Exercise details
Which lines contain the word "audiencia"? Return each of them as written.

(Dataset items)
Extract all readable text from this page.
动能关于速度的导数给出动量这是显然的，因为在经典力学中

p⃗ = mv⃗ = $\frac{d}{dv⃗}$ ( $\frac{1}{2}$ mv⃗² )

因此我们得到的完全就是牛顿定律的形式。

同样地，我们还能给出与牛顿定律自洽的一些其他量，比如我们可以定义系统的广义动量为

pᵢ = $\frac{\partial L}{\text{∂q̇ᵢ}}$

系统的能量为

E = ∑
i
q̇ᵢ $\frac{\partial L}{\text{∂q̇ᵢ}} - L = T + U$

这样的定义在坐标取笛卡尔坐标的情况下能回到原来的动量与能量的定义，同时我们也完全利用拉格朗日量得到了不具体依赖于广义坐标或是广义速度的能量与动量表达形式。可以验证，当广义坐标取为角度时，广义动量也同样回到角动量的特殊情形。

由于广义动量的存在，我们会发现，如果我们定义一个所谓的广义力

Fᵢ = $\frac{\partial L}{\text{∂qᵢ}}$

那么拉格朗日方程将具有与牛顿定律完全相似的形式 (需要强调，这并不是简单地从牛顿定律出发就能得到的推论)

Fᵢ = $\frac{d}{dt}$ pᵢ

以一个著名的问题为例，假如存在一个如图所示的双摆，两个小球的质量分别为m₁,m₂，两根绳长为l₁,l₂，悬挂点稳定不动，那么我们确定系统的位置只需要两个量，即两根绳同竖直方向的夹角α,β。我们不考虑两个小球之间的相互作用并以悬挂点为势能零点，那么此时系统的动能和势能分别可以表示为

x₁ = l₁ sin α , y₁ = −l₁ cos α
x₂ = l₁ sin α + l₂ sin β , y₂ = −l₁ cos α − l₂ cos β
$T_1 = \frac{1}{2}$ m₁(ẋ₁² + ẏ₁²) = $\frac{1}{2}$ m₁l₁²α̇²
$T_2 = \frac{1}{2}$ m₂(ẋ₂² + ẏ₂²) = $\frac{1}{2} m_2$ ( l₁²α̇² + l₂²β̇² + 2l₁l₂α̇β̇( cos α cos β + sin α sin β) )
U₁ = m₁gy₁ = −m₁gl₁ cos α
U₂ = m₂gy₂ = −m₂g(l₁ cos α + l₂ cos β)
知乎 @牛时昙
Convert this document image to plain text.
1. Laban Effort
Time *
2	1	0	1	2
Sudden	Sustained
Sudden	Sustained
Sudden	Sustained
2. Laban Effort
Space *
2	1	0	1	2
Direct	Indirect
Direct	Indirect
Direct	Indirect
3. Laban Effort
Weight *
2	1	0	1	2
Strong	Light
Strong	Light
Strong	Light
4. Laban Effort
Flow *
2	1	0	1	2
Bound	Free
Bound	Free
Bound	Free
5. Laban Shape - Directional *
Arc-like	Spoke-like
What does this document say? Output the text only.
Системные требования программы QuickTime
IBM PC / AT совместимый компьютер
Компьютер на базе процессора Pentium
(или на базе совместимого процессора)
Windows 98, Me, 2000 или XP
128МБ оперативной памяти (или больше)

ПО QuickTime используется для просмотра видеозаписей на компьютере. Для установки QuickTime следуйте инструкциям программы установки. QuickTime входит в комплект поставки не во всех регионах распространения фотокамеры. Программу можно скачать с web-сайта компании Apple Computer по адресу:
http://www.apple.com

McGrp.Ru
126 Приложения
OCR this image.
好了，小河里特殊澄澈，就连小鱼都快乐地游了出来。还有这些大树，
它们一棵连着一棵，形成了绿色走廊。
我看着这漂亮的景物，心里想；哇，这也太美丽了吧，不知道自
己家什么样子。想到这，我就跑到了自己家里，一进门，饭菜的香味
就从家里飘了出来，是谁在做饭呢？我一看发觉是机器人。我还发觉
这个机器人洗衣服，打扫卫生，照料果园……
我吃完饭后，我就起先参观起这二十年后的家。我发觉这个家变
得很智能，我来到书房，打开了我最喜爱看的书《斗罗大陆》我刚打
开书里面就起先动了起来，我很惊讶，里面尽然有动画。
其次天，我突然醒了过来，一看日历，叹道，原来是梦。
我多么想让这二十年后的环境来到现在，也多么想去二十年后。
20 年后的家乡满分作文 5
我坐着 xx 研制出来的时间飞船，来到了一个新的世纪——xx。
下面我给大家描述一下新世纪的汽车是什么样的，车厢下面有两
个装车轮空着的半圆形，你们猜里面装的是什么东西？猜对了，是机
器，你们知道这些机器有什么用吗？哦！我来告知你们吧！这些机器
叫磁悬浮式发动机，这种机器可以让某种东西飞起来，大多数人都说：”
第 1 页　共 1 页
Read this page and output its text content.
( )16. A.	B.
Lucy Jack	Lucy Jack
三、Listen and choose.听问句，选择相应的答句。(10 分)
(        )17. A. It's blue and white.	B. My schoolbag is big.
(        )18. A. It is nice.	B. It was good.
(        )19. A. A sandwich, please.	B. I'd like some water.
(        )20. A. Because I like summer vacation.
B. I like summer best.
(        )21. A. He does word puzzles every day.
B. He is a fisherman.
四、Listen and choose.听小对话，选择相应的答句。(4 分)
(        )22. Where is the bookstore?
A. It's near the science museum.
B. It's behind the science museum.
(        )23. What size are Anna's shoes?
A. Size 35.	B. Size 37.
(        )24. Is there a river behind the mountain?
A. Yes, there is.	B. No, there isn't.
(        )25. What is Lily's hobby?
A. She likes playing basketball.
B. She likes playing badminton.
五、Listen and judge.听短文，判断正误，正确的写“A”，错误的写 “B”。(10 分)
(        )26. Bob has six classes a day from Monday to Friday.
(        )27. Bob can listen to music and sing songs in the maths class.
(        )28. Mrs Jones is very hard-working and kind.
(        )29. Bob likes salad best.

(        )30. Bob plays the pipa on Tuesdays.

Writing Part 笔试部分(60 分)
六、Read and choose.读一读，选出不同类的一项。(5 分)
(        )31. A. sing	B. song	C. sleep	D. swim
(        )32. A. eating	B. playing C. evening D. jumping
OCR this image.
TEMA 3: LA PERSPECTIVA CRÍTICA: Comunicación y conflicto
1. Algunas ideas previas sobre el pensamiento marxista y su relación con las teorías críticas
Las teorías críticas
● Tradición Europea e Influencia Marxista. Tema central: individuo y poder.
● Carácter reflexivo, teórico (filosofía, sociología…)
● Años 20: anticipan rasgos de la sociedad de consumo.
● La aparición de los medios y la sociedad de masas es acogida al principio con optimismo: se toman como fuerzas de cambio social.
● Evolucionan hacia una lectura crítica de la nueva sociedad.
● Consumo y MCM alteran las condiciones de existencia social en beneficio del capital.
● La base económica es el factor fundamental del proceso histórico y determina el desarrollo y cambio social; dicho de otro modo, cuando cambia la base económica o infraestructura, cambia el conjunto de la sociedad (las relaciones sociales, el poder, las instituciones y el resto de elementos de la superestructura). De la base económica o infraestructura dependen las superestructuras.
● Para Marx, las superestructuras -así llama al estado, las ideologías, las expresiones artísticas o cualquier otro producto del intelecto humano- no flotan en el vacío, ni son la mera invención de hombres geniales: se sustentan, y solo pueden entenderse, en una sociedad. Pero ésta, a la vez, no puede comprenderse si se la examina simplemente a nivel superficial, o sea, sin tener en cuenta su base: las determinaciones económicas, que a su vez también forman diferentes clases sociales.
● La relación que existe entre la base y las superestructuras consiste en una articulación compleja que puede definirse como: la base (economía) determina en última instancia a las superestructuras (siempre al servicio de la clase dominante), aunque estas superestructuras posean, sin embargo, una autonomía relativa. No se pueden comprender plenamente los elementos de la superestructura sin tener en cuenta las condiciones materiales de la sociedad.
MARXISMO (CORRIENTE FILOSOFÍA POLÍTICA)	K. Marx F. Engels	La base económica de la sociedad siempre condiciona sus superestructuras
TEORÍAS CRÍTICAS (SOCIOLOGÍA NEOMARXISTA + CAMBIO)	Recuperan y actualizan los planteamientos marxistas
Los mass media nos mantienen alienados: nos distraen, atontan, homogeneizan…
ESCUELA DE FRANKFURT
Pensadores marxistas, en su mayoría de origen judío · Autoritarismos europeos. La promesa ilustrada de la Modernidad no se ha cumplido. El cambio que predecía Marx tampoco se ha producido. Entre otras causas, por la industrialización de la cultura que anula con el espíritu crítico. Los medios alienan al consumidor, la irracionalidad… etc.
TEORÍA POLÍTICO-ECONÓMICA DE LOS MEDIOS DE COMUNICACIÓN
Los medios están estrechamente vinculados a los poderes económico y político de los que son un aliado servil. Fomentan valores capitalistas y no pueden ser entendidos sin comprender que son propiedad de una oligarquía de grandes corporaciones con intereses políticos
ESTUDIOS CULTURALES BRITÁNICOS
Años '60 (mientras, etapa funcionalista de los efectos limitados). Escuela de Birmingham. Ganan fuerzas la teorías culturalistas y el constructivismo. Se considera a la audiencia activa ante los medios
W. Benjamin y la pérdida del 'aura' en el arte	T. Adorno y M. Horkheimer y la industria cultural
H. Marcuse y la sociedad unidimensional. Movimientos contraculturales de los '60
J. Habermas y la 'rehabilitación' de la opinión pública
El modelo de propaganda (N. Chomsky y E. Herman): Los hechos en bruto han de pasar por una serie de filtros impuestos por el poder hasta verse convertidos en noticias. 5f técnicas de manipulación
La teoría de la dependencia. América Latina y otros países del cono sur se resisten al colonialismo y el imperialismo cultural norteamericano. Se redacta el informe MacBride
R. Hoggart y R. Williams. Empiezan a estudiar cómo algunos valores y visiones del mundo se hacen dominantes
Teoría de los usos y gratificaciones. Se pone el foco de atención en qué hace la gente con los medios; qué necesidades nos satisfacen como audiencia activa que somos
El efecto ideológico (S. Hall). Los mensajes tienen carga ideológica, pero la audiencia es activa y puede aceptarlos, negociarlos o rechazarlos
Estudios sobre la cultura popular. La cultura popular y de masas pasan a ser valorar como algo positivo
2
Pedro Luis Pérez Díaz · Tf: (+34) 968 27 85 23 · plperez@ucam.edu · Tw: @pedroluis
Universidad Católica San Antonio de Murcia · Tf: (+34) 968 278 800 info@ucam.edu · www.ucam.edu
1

Written solution
Años '60 (mientras, etapa funcionalista de los efectos limitados). Escuela de Birmingham. Ganan fuerzas la teorías culturalistas y el constructivismo. Se considera a la audiencia activa ante los medios
Teoría de los usos y gratificaciones. Se pone el foco de atención en qué hace la gente con los medios; qué necesidades nos satisfacen como audiencia activa que somos
El efecto ideológico (S. Hall). Los mensajes tienen carga ideológica, pero la audiencia es activa y puede aceptarlos, negociarlos o rechazarlos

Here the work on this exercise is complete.